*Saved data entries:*
^^^^^^^^

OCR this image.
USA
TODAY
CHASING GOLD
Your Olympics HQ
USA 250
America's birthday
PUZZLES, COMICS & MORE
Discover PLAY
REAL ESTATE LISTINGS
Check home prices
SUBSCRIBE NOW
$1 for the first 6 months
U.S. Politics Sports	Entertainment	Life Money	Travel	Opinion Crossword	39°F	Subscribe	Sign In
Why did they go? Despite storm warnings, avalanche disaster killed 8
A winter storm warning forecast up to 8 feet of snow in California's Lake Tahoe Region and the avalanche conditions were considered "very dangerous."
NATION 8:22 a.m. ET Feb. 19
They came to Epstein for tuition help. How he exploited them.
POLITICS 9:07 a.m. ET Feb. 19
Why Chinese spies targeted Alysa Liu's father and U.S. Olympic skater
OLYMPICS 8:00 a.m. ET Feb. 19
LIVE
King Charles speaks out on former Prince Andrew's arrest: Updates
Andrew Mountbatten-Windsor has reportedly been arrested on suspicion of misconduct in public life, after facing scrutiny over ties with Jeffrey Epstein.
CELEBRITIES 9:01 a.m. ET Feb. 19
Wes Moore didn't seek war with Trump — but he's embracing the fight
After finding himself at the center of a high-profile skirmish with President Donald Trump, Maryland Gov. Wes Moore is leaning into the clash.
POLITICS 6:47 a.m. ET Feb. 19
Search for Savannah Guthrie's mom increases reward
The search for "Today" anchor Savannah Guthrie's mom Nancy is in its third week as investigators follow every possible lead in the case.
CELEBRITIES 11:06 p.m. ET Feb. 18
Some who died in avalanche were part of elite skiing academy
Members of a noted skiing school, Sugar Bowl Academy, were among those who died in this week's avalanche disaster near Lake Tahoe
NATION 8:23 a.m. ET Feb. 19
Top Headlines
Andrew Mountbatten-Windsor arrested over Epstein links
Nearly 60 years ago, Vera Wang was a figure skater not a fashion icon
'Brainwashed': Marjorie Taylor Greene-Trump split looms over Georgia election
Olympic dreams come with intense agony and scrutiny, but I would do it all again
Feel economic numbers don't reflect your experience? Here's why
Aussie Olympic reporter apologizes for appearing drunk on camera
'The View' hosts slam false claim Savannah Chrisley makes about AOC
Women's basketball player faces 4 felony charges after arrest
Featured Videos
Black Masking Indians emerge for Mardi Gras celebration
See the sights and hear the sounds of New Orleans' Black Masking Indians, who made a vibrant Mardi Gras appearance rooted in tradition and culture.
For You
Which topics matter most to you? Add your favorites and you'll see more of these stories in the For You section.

^^^^^^^^

*Set exercise:* Reproduce every entry shown above, precisely as it stands.

*Reply:*
OCR this image.
USA
TODAY
CHASING GOLD
Your Olympics HQ
USA 250
America's birthday
PUZZLES, COMICS & MORE
Discover PLAY
REAL ESTATE LISTINGS
Check home prices
SUBSCRIBE NOW
$1 for the first 6 months
U.S. Politics Sports	Entertainment	Life Money	Travel	Opinion Crossword	39°F	Subscribe	Sign In
Why did they go? Despite storm warnings, avalanche disaster killed 8
A winter storm warning forecast up to 8 feet of snow in California's Lake Tahoe Region and the avalanche conditions were considered "very dangerous."
NATION 8:22 a.m. ET Feb. 19
They came to Epstein for tuition help. How he exploited them.
POLITICS 9:07 a.m. ET Feb. 19
Why Chinese spies targeted Alysa Liu's father and U.S. Olympic skater
OLYMPICS 8:00 a.m. ET Feb. 19
LIVE
King Charles speaks out on former Prince Andrew's arrest: Updates
Andrew Mountbatten-Windsor has reportedly been arrested on suspicion of misconduct in public life, after facing scrutiny over ties with Jeffrey Epstein.
CELEBRITIES 9:01 a.m. ET Feb. 19
Wes Moore didn't seek war with Trump — but he's embracing the fight
After finding himself at the center of a high-profile skirmish with President Donald Trump, Maryland Gov. Wes Moore is leaning into the clash.
POLITICS 6:47 a.m. ET Feb. 19
Search for Savannah Guthrie's mom increases reward
The search for "Today" anchor Savannah Guthrie's mom Nancy is in its third week as investigators follow every possible lead in the case.
CELEBRITIES 11:06 p.m. ET Feb. 18
Some who died in avalanche were part of elite skiing academy
Members of a noted skiing school, Sugar Bowl Academy, were among those who died in this week's avalanche disaster near Lake Tahoe
NATION 8:23 a.m. ET Feb. 19
Top Headlines
Andrew Mountbatten-Windsor arrested over Epstein links
Nearly 60 years ago, Vera Wang was a figure skater not a fashion icon
'Brainwashed': Marjorie Taylor Greene-Trump split looms over Georgia election
Olympic dreams come with intense agony and scrutiny, but I would do it all again
Feel economic numbers don't reflect your experience? Here's why
Aussie Olympic reporter apologizes for appearing drunk on camera
'The View' hosts slam false claim Savannah Chrisley makes about AOC
Women's basketball player faces 4 felony charges after arrest
Featured Videos
Black Masking Indians emerge for Mardi Gras celebration
See the sights and hear the sounds of New Orleans' Black Masking Indians, who made a vibrant Mardi Gras appearance rooted in tradition and culture.
For You
Which topics matter most to you? Add your favorites and you'll see more of these stories in the For You section.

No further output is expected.